__Direction__
Rewrite the records from the line that contains "material2-label: ［材料二］ (124, 432, 220, 454)" through the line that contains "material1-label: ［材料一］ (124, 106, 220, 128)", changing "晕倒" to "昏倒" and leaving everything else unchanged.

__Record set__
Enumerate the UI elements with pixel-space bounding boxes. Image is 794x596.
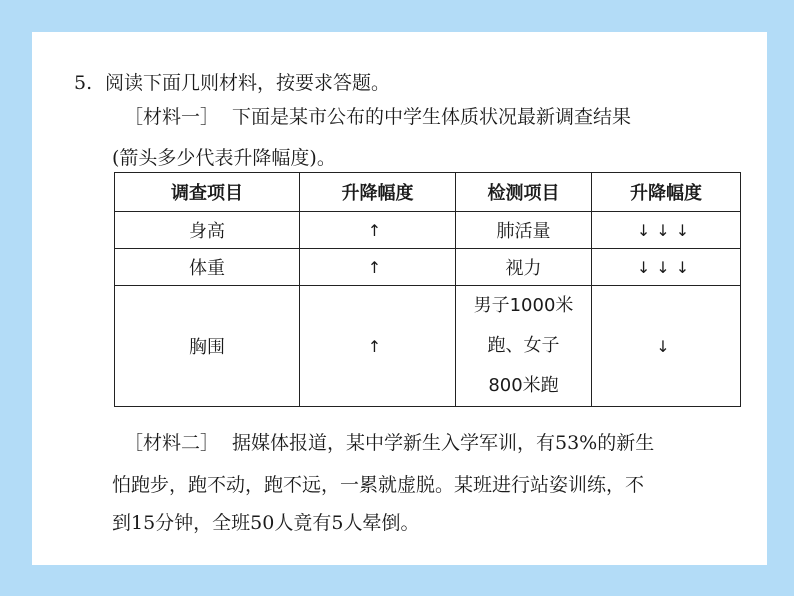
material2-label: ［材料二］ (124, 432, 220, 454)
material2-text-line3: 到15分钟，全班50人竟有5人晕倒。 (112, 512, 420, 534)
table-cell: 胸围 (115, 286, 300, 407)
table-cell-multiline (456, 286, 592, 407)
material1-text-line2: (箭头多少代表升降幅度)。 (112, 147, 336, 169)
question-number: 5. (74, 72, 93, 94)
table-cell: 视力 (456, 249, 592, 286)
table-row (115, 212, 741, 249)
table-cell-line: 男子1000米 (473, 295, 574, 316)
table-header-row (115, 173, 741, 212)
material2-text-line2: 怕跑步，跑不动，跑不远，一累就虚脱。某班进行站姿训练，不 (112, 474, 645, 496)
material1-label: ［材料一］ (124, 106, 220, 128)
table-row (115, 249, 741, 286)
slide-page (32, 32, 767, 565)
table-cell-arrow: ↑ (300, 212, 456, 249)
material1-text-line1: 下面是某市公布的中学生体质状况最新调查结果 (232, 106, 632, 128)
table-cell-arrow: ↓ (592, 286, 741, 407)
table-cell-arrow: ↓↓↓ (592, 212, 741, 249)
question-prompt: 阅读下面几则材料，按要求答题。 (105, 72, 391, 94)
table-header: 升降幅度 (300, 173, 456, 212)
table-header: 检测项目 (456, 173, 592, 212)
table-cell-arrow: ↓↓↓ (592, 249, 741, 286)
material2-text-line1: 据媒体报道，某中学新生入学军训，有53%的新生 (232, 432, 655, 454)
table-cell-line: 800米跑 (488, 375, 559, 396)
table-cell-line: 跑、女子 (487, 335, 560, 356)
table-header: 升降幅度 (592, 173, 741, 212)
table-cell-arrow: ↑ (300, 249, 456, 286)
table-header: 调查项目 (115, 173, 300, 212)
table-row (115, 286, 741, 407)
table-cell: 肺活量 (456, 212, 592, 249)
survey-table (114, 172, 741, 407)
table-cell: 体重 (115, 249, 300, 286)
table-cell: 身高 (115, 212, 300, 249)
table-cell-arrow: ↑ (300, 286, 456, 407)
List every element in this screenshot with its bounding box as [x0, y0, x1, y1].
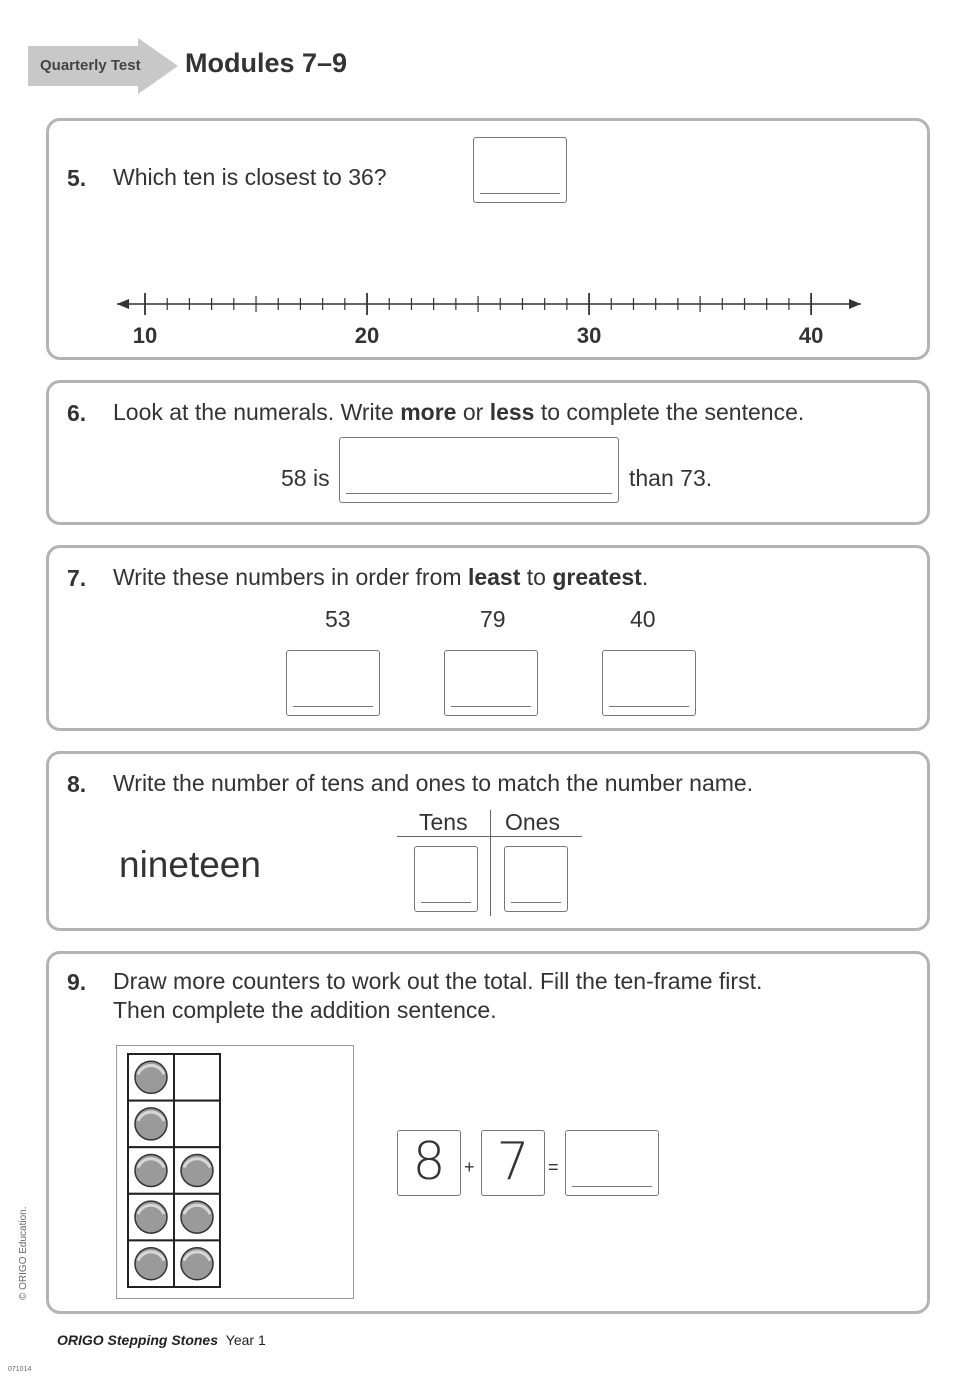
- order-box-2[interactable]: [444, 650, 538, 716]
- text-part: or: [456, 399, 490, 425]
- question-text: [113, 398, 804, 427]
- number-to-order: 53: [325, 606, 351, 632]
- ones-header: Ones: [505, 809, 560, 835]
- product-code: 071014: [8, 1366, 32, 1373]
- tick-label: 20: [354, 323, 380, 348]
- place-value-divider: [490, 810, 491, 916]
- emphasis-more: more: [400, 399, 457, 425]
- question-8-panel: [46, 751, 930, 931]
- text-part: to: [520, 564, 553, 590]
- tick-label: 10: [132, 323, 158, 348]
- sentence-prefix: 58 is: [281, 465, 330, 491]
- ten-frame-area: [116, 1045, 354, 1299]
- equals-sign: =: [548, 1157, 559, 1177]
- question-text-line-1: Draw more counters to work out the total. Fill the ten-frame first.: [113, 968, 763, 994]
- question-number: 5.: [67, 165, 87, 191]
- text-part: to complete the sentence.: [534, 399, 805, 425]
- text-part: Look at the numerals. Write: [113, 399, 401, 425]
- footer-brand: ORIGO Stepping Stones: [57, 1332, 219, 1348]
- question-text-line-2: Then complete the addition sentence.: [113, 997, 497, 1023]
- addend-2-box: 7: [481, 1130, 545, 1196]
- arrow-left-icon: [117, 299, 129, 309]
- sentence-suffix: than 73.: [629, 465, 713, 491]
- copyright-note: © ORIGO Education.: [18, 1206, 29, 1300]
- emphasis-less: less: [489, 399, 535, 425]
- order-box-3[interactable]: [602, 650, 696, 716]
- total-answer-box[interactable]: [565, 1130, 659, 1196]
- question-text: [113, 563, 648, 592]
- plus-sign: +: [464, 1157, 475, 1177]
- question-6-panel: [46, 380, 930, 525]
- question-number: 7.: [67, 565, 87, 591]
- emphasis-least: least: [467, 564, 521, 590]
- footer: [57, 1332, 266, 1348]
- tag-label: Quarterly Test: [40, 57, 141, 74]
- number-name: nineteen: [119, 844, 261, 885]
- answer-box-q6[interactable]: [339, 437, 619, 503]
- arrow-right-icon: [849, 299, 861, 309]
- question-7-panel: [46, 545, 930, 731]
- text-part: .: [641, 564, 649, 590]
- question-5-panel: [46, 118, 930, 360]
- order-box-1[interactable]: [286, 650, 380, 716]
- tens-header: Tens: [419, 809, 468, 835]
- question-9-panel: [46, 951, 930, 1314]
- addend-1-box: 8: [397, 1130, 461, 1196]
- quarterly-test-tag: [28, 38, 178, 94]
- text-part: Write these numbers in order from: [113, 564, 468, 590]
- ten-frame-cell: [174, 1101, 220, 1148]
- question-number: 8.: [67, 771, 87, 797]
- emphasis-greatest: greatest: [552, 564, 642, 590]
- ones-box[interactable]: [504, 846, 568, 912]
- question-number: 6.: [67, 400, 87, 426]
- question-text: Which ten is closest to 36?: [113, 164, 387, 190]
- answer-box-q5[interactable]: [473, 137, 567, 203]
- question-number: 9.: [67, 969, 87, 995]
- number-to-order: 79: [480, 606, 506, 632]
- ten-frame-cell: [174, 1054, 220, 1101]
- tick-label: 40: [798, 323, 824, 348]
- tick-label: 30: [576, 323, 602, 348]
- tens-box[interactable]: [414, 846, 478, 912]
- page-title: Modules 7–9: [185, 48, 348, 78]
- ten-frame: [127, 1053, 227, 1291]
- question-text: Write the number of tens and ones to match the number name.: [113, 770, 754, 796]
- footer-year: Year 1: [225, 1332, 266, 1348]
- number-to-order: 40: [630, 606, 656, 632]
- number-line: [109, 281, 879, 351]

__Output for this exercise__
material2-label: ［材料二］ (124, 432, 220, 454)
material2-text-line3: 到15分钟，全班50人竟有5人昏倒。 (112, 512, 420, 534)
table-cell: 胸围 (115, 286, 300, 407)
table-cell-multiline (456, 286, 592, 407)
material1-text-line2: (箭头多少代表升降幅度)。 (112, 147, 336, 169)
question-number: 5. (74, 72, 93, 94)
table-cell: 视力 (456, 249, 592, 286)
table-row (115, 212, 741, 249)
table-cell-line: 男子1000米 (473, 295, 574, 316)
table-header-row (115, 173, 741, 212)
material2-text-line2: 怕跑步，跑不动，跑不远，一累就虚脱。某班进行站姿训练，不 (112, 474, 645, 496)
material1-label: ［材料一］ (124, 106, 220, 128)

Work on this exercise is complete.